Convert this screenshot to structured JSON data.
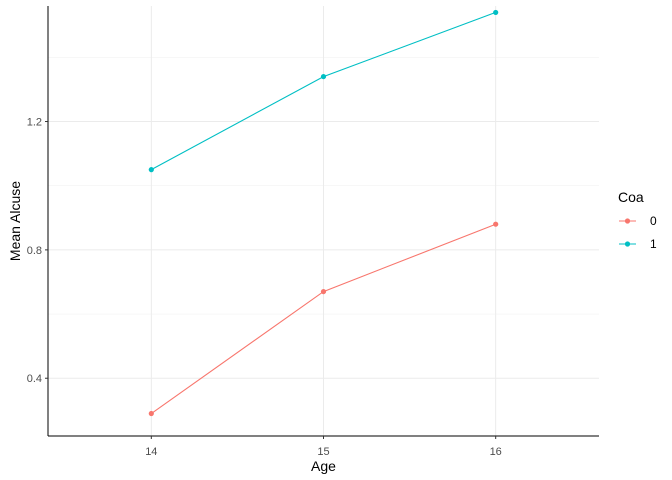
{
  "chart_data": {
    "type": "line",
    "xlabel": "Age",
    "ylabel": "Mean Alcuse",
    "x": [
      14,
      15,
      16
    ],
    "x_tick_labels": [
      "14",
      "15",
      "16"
    ],
    "xlim": [
      13.4,
      16.6
    ],
    "y_ticks": [
      0.4,
      0.8,
      1.2
    ],
    "y_tick_labels": [
      "0.4",
      "0.8",
      "1.2"
    ],
    "ylim": [
      0.22,
      1.56
    ],
    "grid": true,
    "legend": {
      "title": "Coa",
      "placement": "right"
    },
    "series": [
      {
        "name": "0",
        "color": "#F8766D",
        "values": [
          0.29,
          0.67,
          0.88
        ]
      },
      {
        "name": "1",
        "color": "#00BFC4",
        "values": [
          1.05,
          1.34,
          1.54
        ]
      }
    ]
  }
}
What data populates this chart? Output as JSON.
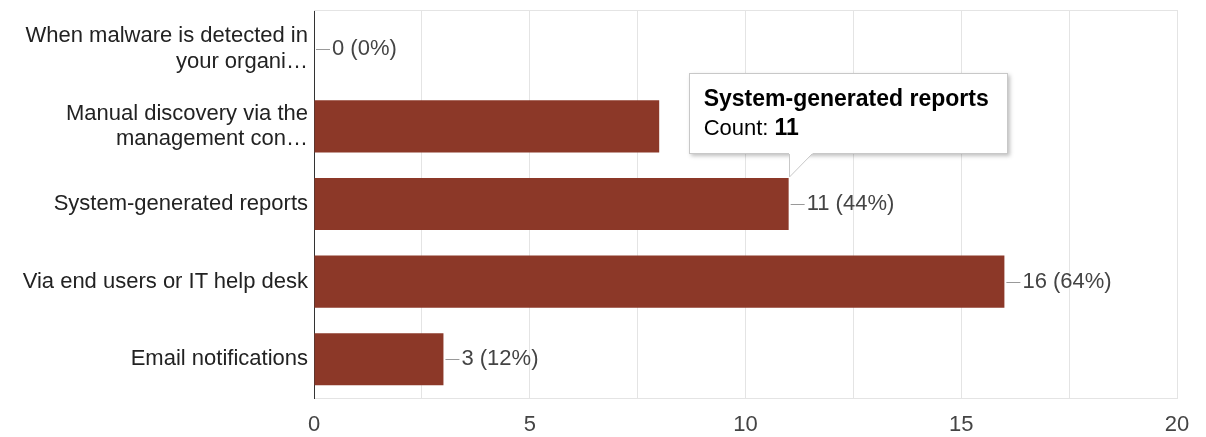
{
  "chart_data": {
    "type": "bar",
    "orientation": "horizontal",
    "categories": [
      "When malware is detected in your organi…",
      "Manual discovery via the management con…",
      "System-generated reports",
      "Via end users or IT help desk",
      "Email notifications"
    ],
    "values": [
      0,
      8,
      11,
      16,
      3
    ],
    "color": "#8c3828",
    "value_labels": [
      "0 (0%)",
      null,
      "11 (44%)",
      "16 (64%)",
      "3 (12%)"
    ],
    "xlim": [
      0,
      20
    ],
    "xticks": [
      0,
      {
        "value": 2.5,
        "label": null
      },
      5,
      {
        "value": 7.5,
        "label": null
      },
      10,
      {
        "value": 12.5,
        "label": null
      },
      15,
      {
        "value": 17.5,
        "label": null
      },
      20
    ],
    "grid": "x",
    "annotations": [
      {
        "text": "System-generated reports\nCount: 11",
        "x": 11,
        "y": "System-generated reports"
      }
    ]
  }
}
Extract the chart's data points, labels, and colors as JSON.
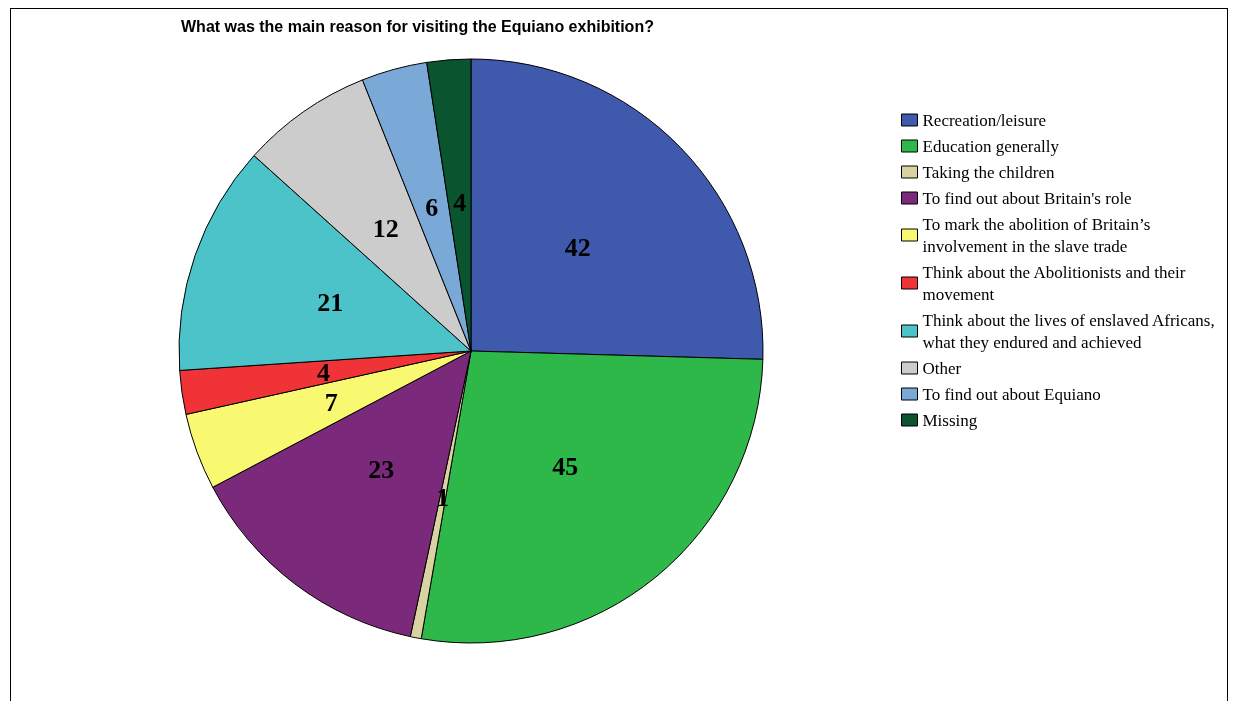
{
  "chart_data": {
    "type": "pie",
    "title": "What was the main reason for visiting the Equiano exhibition?",
    "categories": [
      "Recreation/leisure",
      "Education generally",
      "Taking the children",
      "To find out about Britain's role",
      "To mark the abolition of Britain’s involvement in the slave trade",
      "Think about the Abolitionists and their movement",
      "Think about the lives of enslaved Africans, what they endured and achieved",
      "Other",
      "To find out about Equiano",
      "Missing"
    ],
    "values": [
      42,
      45,
      1,
      23,
      7,
      4,
      21,
      12,
      6,
      4
    ],
    "colors": [
      "#3f5aad",
      "#2eb84a",
      "#d8d3a0",
      "#7b2a7b",
      "#f9f871",
      "#f03337",
      "#4bc3c8",
      "#cccccc",
      "#7aa9d8",
      "#0a5530"
    ],
    "data_labels": true,
    "legend": "right"
  }
}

_ _ _ _ _ _ _

Which lines in the data above contain "Think"? Show each one.

      "Think about the Abolitionists and their movement",
      "Think about the lives of enslaved Africans, what they endured and achieved",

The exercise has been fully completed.